-- start --

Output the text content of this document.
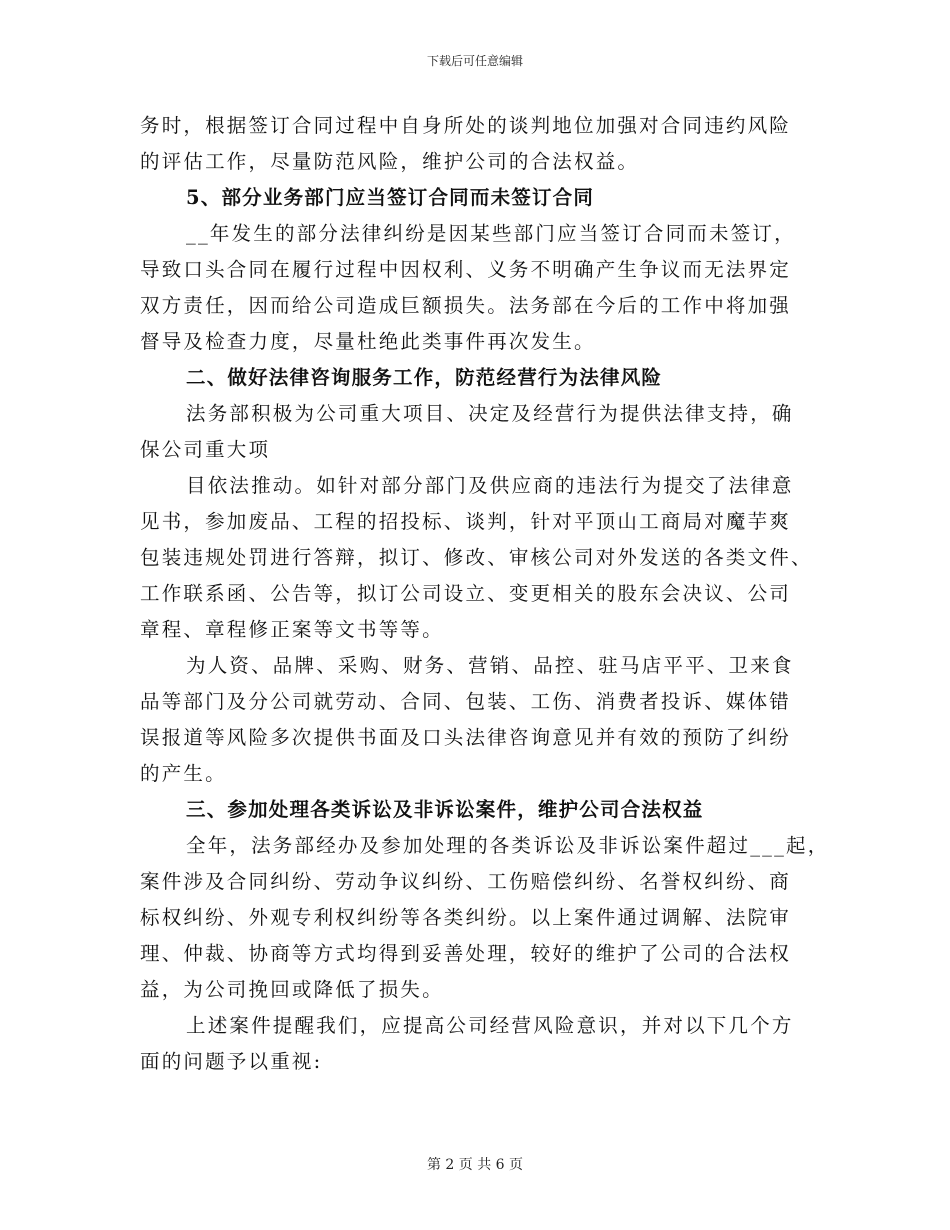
下载后可任意编辑
务时，根据签订合同过程中自身所处的谈判地位加强对合同违约风险
的评估工作，尽量防范风险，维护公司的合法权益。
5、部分业务部门应当签订合同而未签订合同
__年发生的部分法律纠纷是因某些部门应当签订合同而未签订，
导致口头合同在履行过程中因权利、义务不明确产生争议而无法界定
双方责任，因而给公司造成巨额损失。法务部在今后的工作中将加强
督导及检查力度，尽量杜绝此类事件再次发生。
二、做好法律咨询服务工作，防范经营行为法律风险
法务部积极为公司重大项目、决定及经营行为提供法律支持，确
保公司重大项
目依法推动。如针对部分部门及供应商的违法行为提交了法律意
见书，参加废品、工程的招投标、谈判，针对平顶山工商局对魔芋爽
包装违规处罚进行答辩，拟订、修改、审核公司对外发送的各类文件、
工作联系函、公告等，拟订公司设立、变更相关的股东会决议、公司
章程、章程修正案等文书等等。
为人资、品牌、采购、财务、营销、品控、驻马店平平、卫来食
品等部门及分公司就劳动、合同、包装、工伤、消费者投诉、媒体错
误报道等风险多次提供书面及口头法律咨询意见并有效的预防了纠纷
的产生。
三、参加处理各类诉讼及非诉讼案件，维护公司合法权益
全年，法务部经办及参加处理的各类诉讼及非诉讼案件超过___起，
案件涉及合同纠纷、劳动争议纠纷、工伤赔偿纠纷、名誉权纠纷、商
标权纠纷、外观专利权纠纷等各类纠纷。以上案件通过调解、法院审
理、仲裁、协商等方式均得到妥善处理，较好的维护了公司的合法权
益，为公司挽回或降低了损失。
上述案件提醒我们，应提高公司经营风险意识，并对以下几个方
面的问题予以重视:
第 2 页 共 6 页
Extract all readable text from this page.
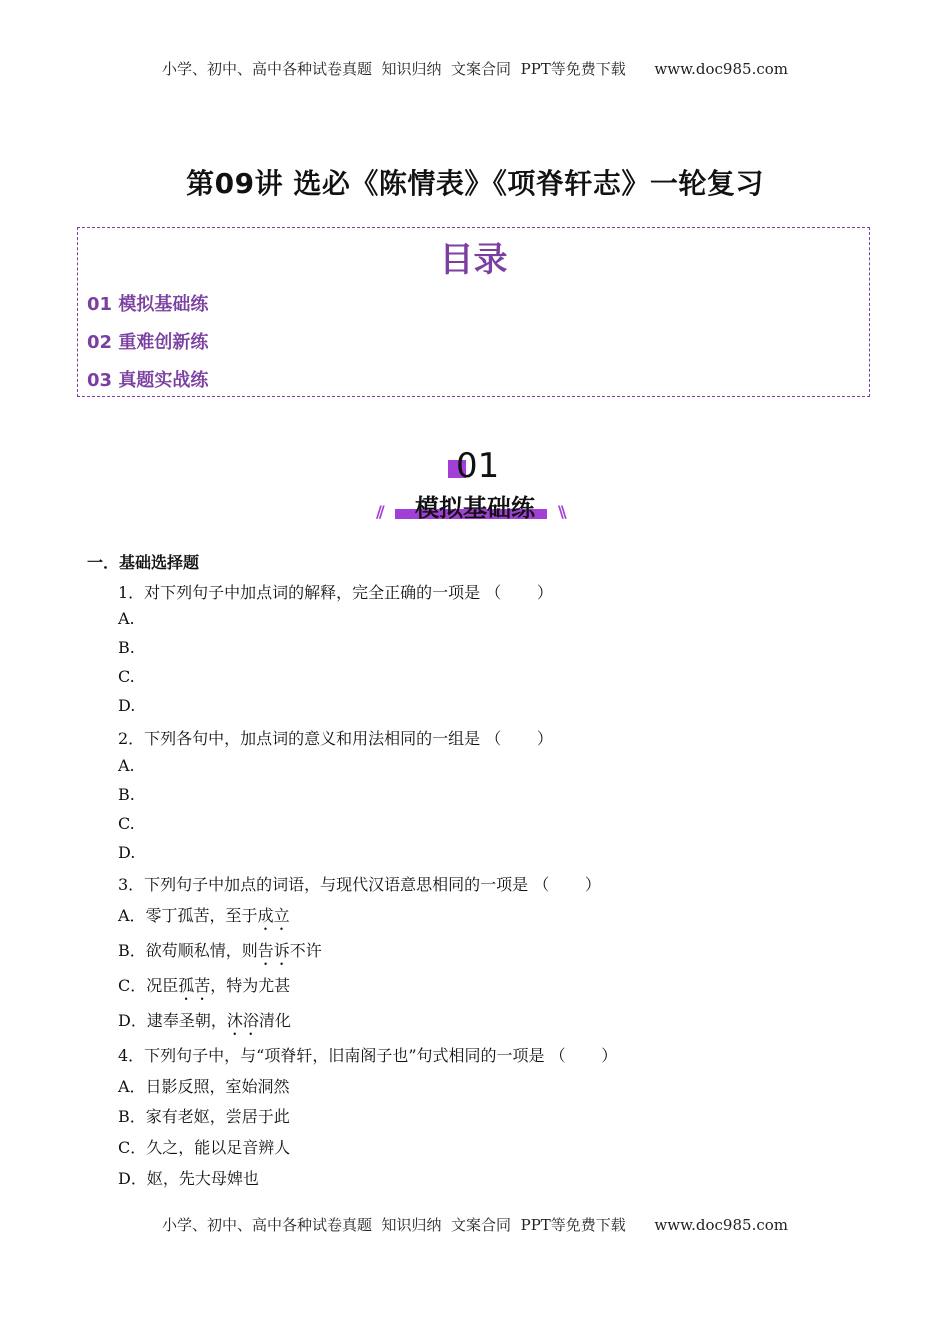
小学、初中、高中各种试卷真题  知识归纳  文案合同  PPT等免费下载      www.doc985.com
第09讲 选必《陈情表》《项脊轩志》一轮复习
目录
01 模拟基础练
02 重难创新练
03 真题实战练
01
模拟基础练
//	\\
一．基础选择题
1．对下列句子中加点词的解释，完全正确的一项是 （       ）
A.
B.
C.
D.
2．下列各句中，加点词的意义和用法相同的一组是 （       ）
A.
B.
C.
D.
3．下列句子中加点的词语，与现代汉语意思相同的一项是 （       ）
A．零丁孤苦，至于成立
B．欲苟顺私情，则告诉不许
C．况臣孤苦，特为尤甚
D．逮奉圣朝，沐浴清化
4．下列句子中，与“项脊轩，旧南阁子也”句式相同的一项是 （       ）
A．日影反照，室始洞然
B．家有老妪，尝居于此
C．久之，能以足音辨人
D．妪，先大母婢也
小学、初中、高中各种试卷真题  知识归纳  文案合同  PPT等免费下载      www.doc985.com
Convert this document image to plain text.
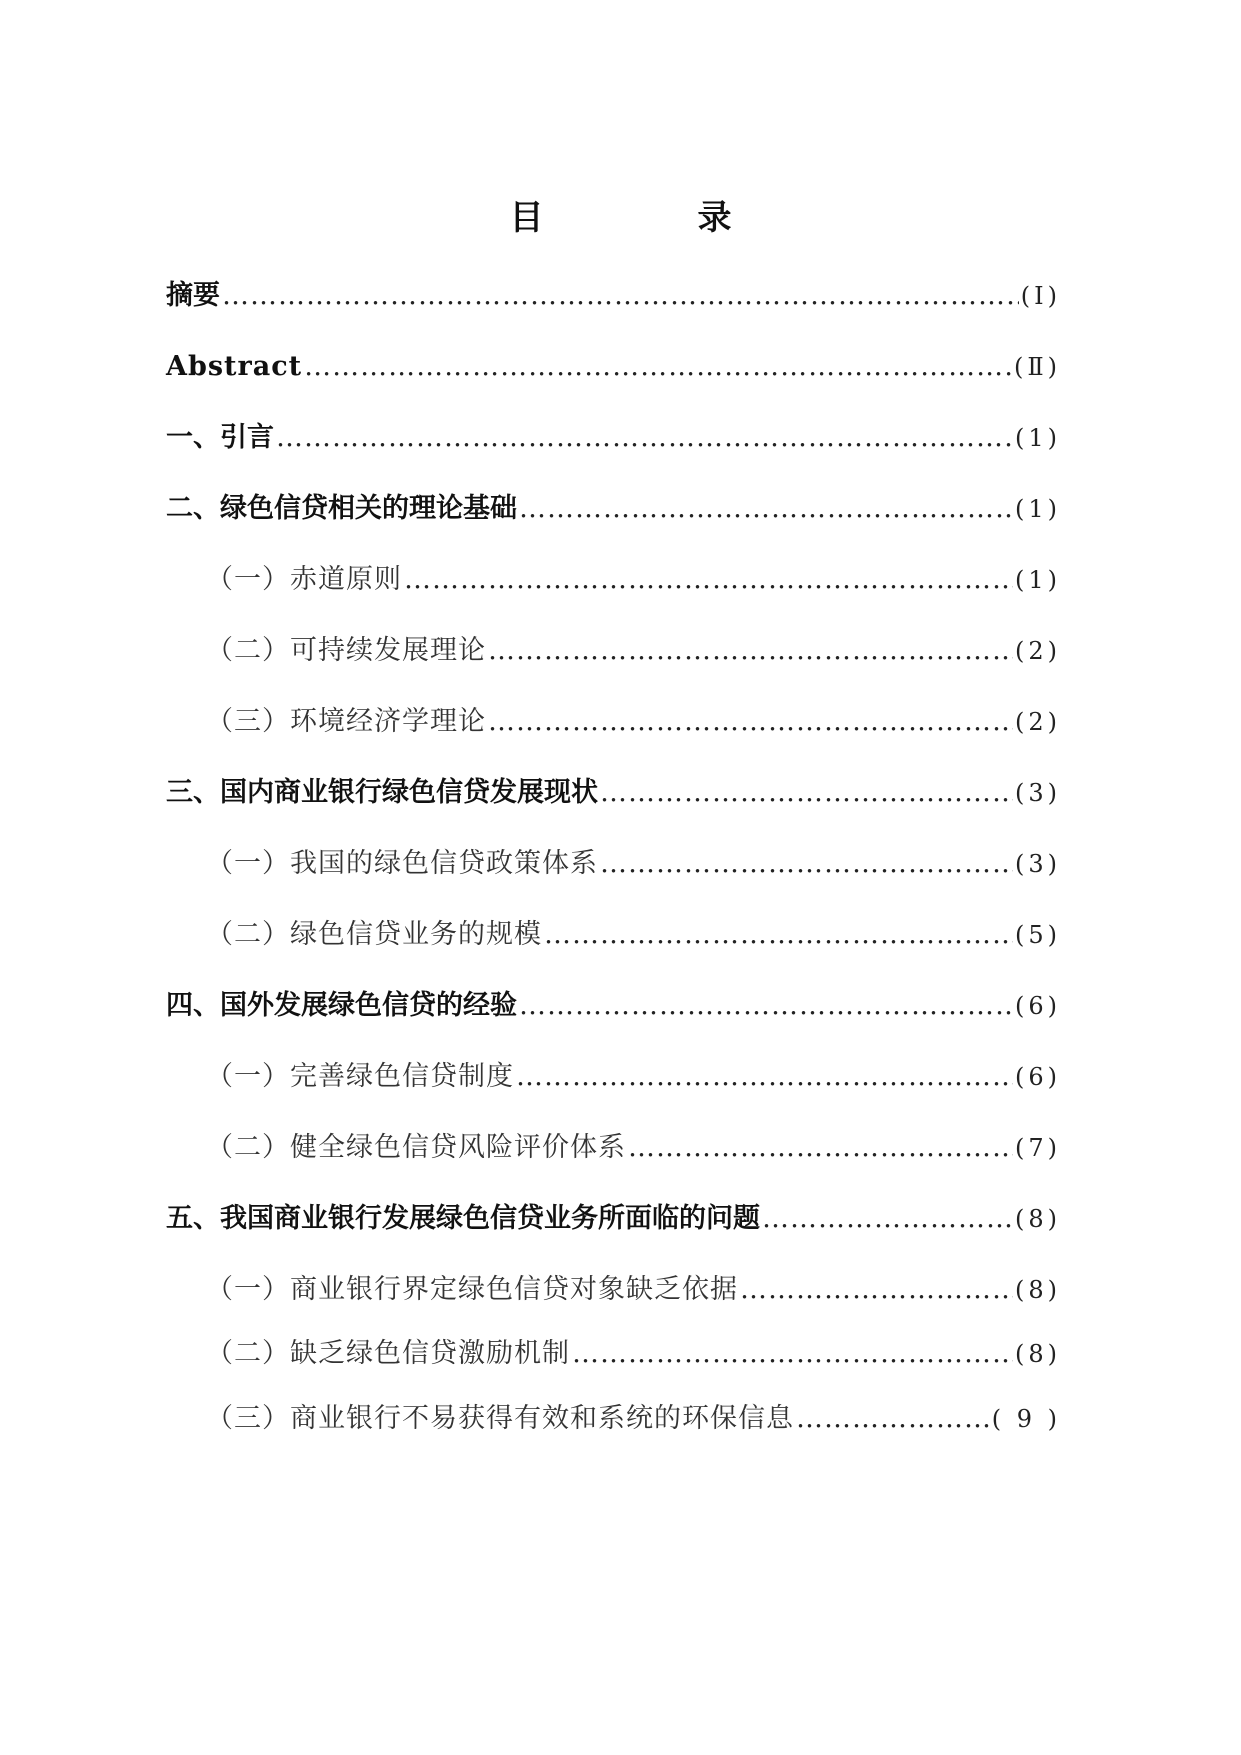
目　录
摘要 ……………………………………………………………………………………………………………………………………………………………………	(Ⅰ)
Abstract ……………………………………………………………………………………………………………………………………………………………………	(Ⅱ)
一、引言 ……………………………………………………………………………………………………………………………………………………………………	(1)
二、绿色信贷相关的理论基础 ……………………………………………………………………………………………………………………………………………………………………	(1)
（一）赤道原则 ……………………………………………………………………………………………………………………………………………………………………	(1)
（二）可持续发展理论 ……………………………………………………………………………………………………………………………………………………………………	(2)
（三）环境经济学理论 ……………………………………………………………………………………………………………………………………………………………………	(2)
三、国内商业银行绿色信贷发展现状 ……………………………………………………………………………………………………………………………………………………………………	(3)
（一）我国的绿色信贷政策体系 ……………………………………………………………………………………………………………………………………………………………………	(3)
（二）绿色信贷业务的规模 ……………………………………………………………………………………………………………………………………………………………………	(5)
四、国外发展绿色信贷的经验 ……………………………………………………………………………………………………………………………………………………………………	(6)
（一）完善绿色信贷制度 ……………………………………………………………………………………………………………………………………………………………………	(6)
（二）健全绿色信贷风险评价体系 ……………………………………………………………………………………………………………………………………………………………………	(7)
五、我国商业银行发展绿色信贷业务所面临的问题 ……………………………………………………………………………………………………………………………………………………………………	(8)
（一）商业银行界定绿色信贷对象缺乏依据 ……………………………………………………………………………………………………………………………………………………………………	(8)
（二）缺乏绿色信贷激励机制 ……………………………………………………………………………………………………………………………………………………………………	(8)
（三）商业银行不易获得有效和系统的环保信息 ……………………………………………………………………………………………………………………………………………………………………	( 9 )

-- end --

### Task directions
Each entry must be retyped word for word, with every image omitted.

### Correct answer
Output the text content of this document.
下载后可任意编辑
务时，根据签订合同过程中自身所处的谈判地位加强对合同违约风险
的评估工作，尽量防范风险，维护公司的合法权益。
5、部分业务部门应当签订合同而未签订合同
__年发生的部分法律纠纷是因某些部门应当签订合同而未签订，
导致口头合同在履行过程中因权利、义务不明确产生争议而无法界定
双方责任，因而给公司造成巨额损失。法务部在今后的工作中将加强
督导及检查力度，尽量杜绝此类事件再次发生。
二、做好法律咨询服务工作，防范经营行为法律风险
法务部积极为公司重大项目、决定及经营行为提供法律支持，确
保公司重大项
目依法推动。如针对部分部门及供应商的违法行为提交了法律意
见书，参加废品、工程的招投标、谈判，针对平顶山工商局对魔芋爽
包装违规处罚进行答辩，拟订、修改、审核公司对外发送的各类文件、
工作联系函、公告等，拟订公司设立、变更相关的股东会决议、公司
章程、章程修正案等文书等等。
为人资、品牌、采购、财务、营销、品控、驻马店平平、卫来食
品等部门及分公司就劳动、合同、包装、工伤、消费者投诉、媒体错
误报道等风险多次提供书面及口头法律咨询意见并有效的预防了纠纷
的产生。
三、参加处理各类诉讼及非诉讼案件，维护公司合法权益
全年，法务部经办及参加处理的各类诉讼及非诉讼案件超过___起，
案件涉及合同纠纷、劳动争议纠纷、工伤赔偿纠纷、名誉权纠纷、商
标权纠纷、外观专利权纠纷等各类纠纷。以上案件通过调解、法院审
理、仲裁、协商等方式均得到妥善处理，较好的维护了公司的合法权
益，为公司挽回或降低了损失。
上述案件提醒我们，应提高公司经营风险意识，并对以下几个方
面的问题予以重视:
第 2 页 共 6 页
Extract all readable text from this page.
小学、初中、高中各种试卷真题  知识归纳  文案合同  PPT等免费下载      www.doc985.com
第09讲 选必《陈情表》《项脊轩志》一轮复习
目录
01 模拟基础练
02 重难创新练
03 真题实战练
01
模拟基础练
//	\\
一．基础选择题
1．对下列句子中加点词的解释，完全正确的一项是 （       ）
A.
B.
C.
D.
2．下列各句中，加点词的意义和用法相同的一组是 （       ）
A.
B.
C.
D.
3．下列句子中加点的词语，与现代汉语意思相同的一项是 （       ）
A．零丁孤苦，至于成立
B．欲苟顺私情，则告诉不许
C．况臣孤苦，特为尤甚
D．逮奉圣朝，沐浴清化
4．下列句子中，与“项脊轩，旧南阁子也”句式相同的一项是 （       ）
A．日影反照，室始洞然
B．家有老妪，尝居于此
C．久之，能以足音辨人
D．妪，先大母婢也
小学、初中、高中各种试卷真题  知识归纳  文案合同  PPT等免费下载      www.doc985.com
Convert this document image to plain text.
目　录
摘要 ……………………………………………………………………………………………………………………………………………………………………	(Ⅰ)
Abstract ……………………………………………………………………………………………………………………………………………………………………	(Ⅱ)
一、引言 ……………………………………………………………………………………………………………………………………………………………………	(1)
二、绿色信贷相关的理论基础 ……………………………………………………………………………………………………………………………………………………………………	(1)
（一）赤道原则 ……………………………………………………………………………………………………………………………………………………………………	(1)
（二）可持续发展理论 ……………………………………………………………………………………………………………………………………………………………………	(2)
（三）环境经济学理论 ……………………………………………………………………………………………………………………………………………………………………	(2)
三、国内商业银行绿色信贷发展现状 ……………………………………………………………………………………………………………………………………………………………………	(3)
（一）我国的绿色信贷政策体系 ……………………………………………………………………………………………………………………………………………………………………	(3)
（二）绿色信贷业务的规模 ……………………………………………………………………………………………………………………………………………………………………	(5)
四、国外发展绿色信贷的经验 ……………………………………………………………………………………………………………………………………………………………………	(6)
（一）完善绿色信贷制度 ……………………………………………………………………………………………………………………………………………………………………	(6)
（二）健全绿色信贷风险评价体系 ……………………………………………………………………………………………………………………………………………………………………	(7)
五、我国商业银行发展绿色信贷业务所面临的问题 ……………………………………………………………………………………………………………………………………………………………………	(8)
（一）商业银行界定绿色信贷对象缺乏依据 ……………………………………………………………………………………………………………………………………………………………………	(8)
（二）缺乏绿色信贷激励机制 ……………………………………………………………………………………………………………………………………………………………………	(8)
（三）商业银行不易获得有效和系统的环保信息 ……………………………………………………………………………………………………………………………………………………………………	( 9 )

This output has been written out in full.